** Begin Dataset records **
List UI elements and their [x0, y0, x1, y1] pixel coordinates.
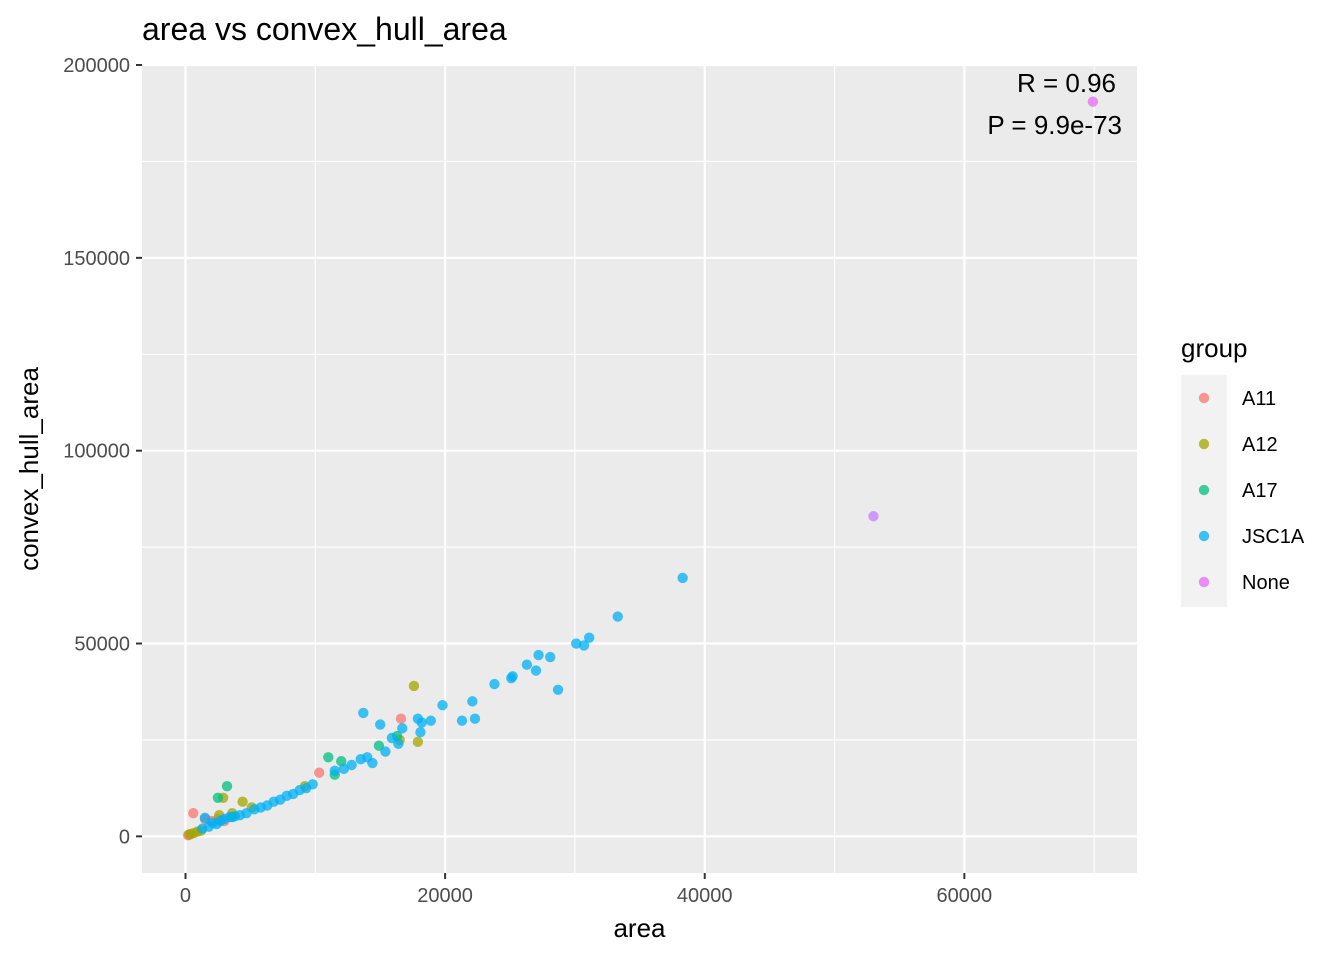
data-point [545, 651, 556, 663]
data-point [329, 765, 340, 776]
data-point [338, 763, 350, 775]
y-tick-label: 200000 [63, 55, 130, 77]
data-point [583, 632, 595, 643]
y-tick-label: 100000 [63, 441, 130, 463]
data-point [199, 812, 211, 824]
minor-gridlines [142, 65, 1137, 873]
correlation-annotation: R = 0.96 [1017, 68, 1116, 98]
data-point [489, 678, 500, 690]
plot-panel [142, 65, 1137, 873]
x-axis-title: area [613, 913, 666, 943]
data-point [425, 715, 437, 726]
legend-label: A17 [1242, 480, 1278, 502]
legend: group A11 A12 A17 JSC1A None [1181, 333, 1305, 607]
legend-label: A11 [1242, 388, 1276, 410]
data-point [380, 746, 391, 757]
data-point [469, 713, 481, 724]
y-tick-label: 150000 [63, 248, 130, 270]
x-axis: 0 20000 40000 60000 [180, 873, 992, 907]
data-points [182, 96, 1099, 841]
legend-entries: A11 A12 A17 JSC1A None [1198, 388, 1305, 594]
legend-key [1198, 530, 1210, 542]
data-point [533, 649, 544, 661]
y-axis: 0 50000 100000 150000 200000 [63, 55, 142, 848]
y-axis-title: convex_hull_area [14, 367, 44, 571]
data-point [237, 796, 248, 807]
data-point [408, 680, 420, 692]
legend-label: JSC1A [1242, 526, 1305, 548]
y-tick-label: 0 [119, 826, 130, 848]
data-point [323, 752, 334, 763]
data-point [313, 767, 325, 778]
legend-title: group [1181, 333, 1248, 363]
data-point [530, 665, 542, 676]
data-point [571, 638, 582, 649]
legend-key [1198, 438, 1210, 450]
p-value-annotation: P = 9.9e-73 [987, 110, 1122, 140]
data-point [358, 707, 369, 719]
data-point [212, 792, 224, 803]
legend-label: A12 [1242, 434, 1278, 456]
data-point [397, 723, 408, 734]
data-point [412, 736, 424, 748]
x-tick-label: 40000 [677, 885, 733, 907]
data-point [456, 715, 468, 726]
data-point [395, 713, 407, 724]
data-point [393, 738, 404, 749]
legend-label: None [1242, 572, 1290, 594]
data-point [241, 808, 252, 819]
data-point [467, 696, 478, 707]
data-point [1087, 96, 1099, 107]
data-point [677, 572, 688, 584]
data-point [552, 684, 564, 696]
x-tick-label: 0 [180, 885, 191, 907]
data-point [578, 640, 590, 651]
data-point [868, 511, 879, 522]
data-point [437, 700, 448, 711]
data-point [221, 781, 233, 792]
chart-title: area vs convex_hull_area [142, 11, 507, 47]
major-gridlines [142, 63, 1137, 873]
data-point [375, 719, 386, 730]
y-tick-label: 50000 [74, 634, 130, 656]
data-point [188, 808, 199, 819]
data-point [416, 717, 427, 728]
x-tick-label: 20000 [417, 885, 473, 907]
data-point [346, 759, 357, 771]
x-tick-label: 60000 [937, 885, 993, 907]
data-point [415, 727, 426, 738]
data-point [507, 671, 518, 682]
data-point [612, 611, 623, 622]
data-point [367, 757, 378, 769]
data-point [307, 779, 318, 790]
legend-key [1198, 392, 1210, 404]
legend-key [1198, 576, 1210, 588]
data-point [521, 659, 533, 670]
legend-key [1198, 484, 1210, 496]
** End Dataset records **
Start at the line with "data-point [545, 651, 556, 663]" and end after the line with "legend-label: A12 [1242, 434, 1278, 456]". Rewrite those records with "legend-marker" in place of each "legend-key", leaving everything else unchanged.

**In response:**
data-point [545, 651, 556, 663]
data-point [329, 765, 340, 776]
data-point [338, 763, 350, 775]
y-tick-label: 200000 [63, 55, 130, 77]
data-point [583, 632, 595, 643]
y-tick-label: 100000 [63, 441, 130, 463]
data-point [199, 812, 211, 824]
minor-gridlines [142, 65, 1137, 873]
correlation-annotation: R = 0.96 [1017, 68, 1116, 98]
data-point [489, 678, 500, 690]
plot-panel [142, 65, 1137, 873]
x-axis-title: area [613, 913, 666, 943]
data-point [425, 715, 437, 726]
legend-label: A17 [1242, 480, 1278, 502]
legend: group A11 A12 A17 JSC1A None [1181, 333, 1305, 607]
legend-label: A11 [1242, 388, 1276, 410]
data-point [380, 746, 391, 757]
data-point [469, 713, 481, 724]
y-tick-label: 150000 [63, 248, 130, 270]
x-axis: 0 20000 40000 60000 [180, 873, 992, 907]
data-points [182, 96, 1099, 841]
legend-entries: A11 A12 A17 JSC1A None [1198, 388, 1305, 594]
legend-marker [1198, 530, 1210, 542]
data-point [533, 649, 544, 661]
y-axis: 0 50000 100000 150000 200000 [63, 55, 142, 848]
y-axis-title: convex_hull_area [14, 367, 44, 571]
data-point [237, 796, 248, 807]
data-point [408, 680, 420, 692]
legend-label: JSC1A [1242, 526, 1305, 548]
y-tick-label: 0 [119, 826, 130, 848]
data-point [323, 752, 334, 763]
data-point [313, 767, 325, 778]
legend-title: group [1181, 333, 1248, 363]
data-point [530, 665, 542, 676]
data-point [571, 638, 582, 649]
legend-marker [1198, 438, 1210, 450]
p-value-annotation: P = 9.9e-73 [987, 110, 1122, 140]
data-point [358, 707, 369, 719]
data-point [212, 792, 224, 803]
legend-label: A12 [1242, 434, 1278, 456]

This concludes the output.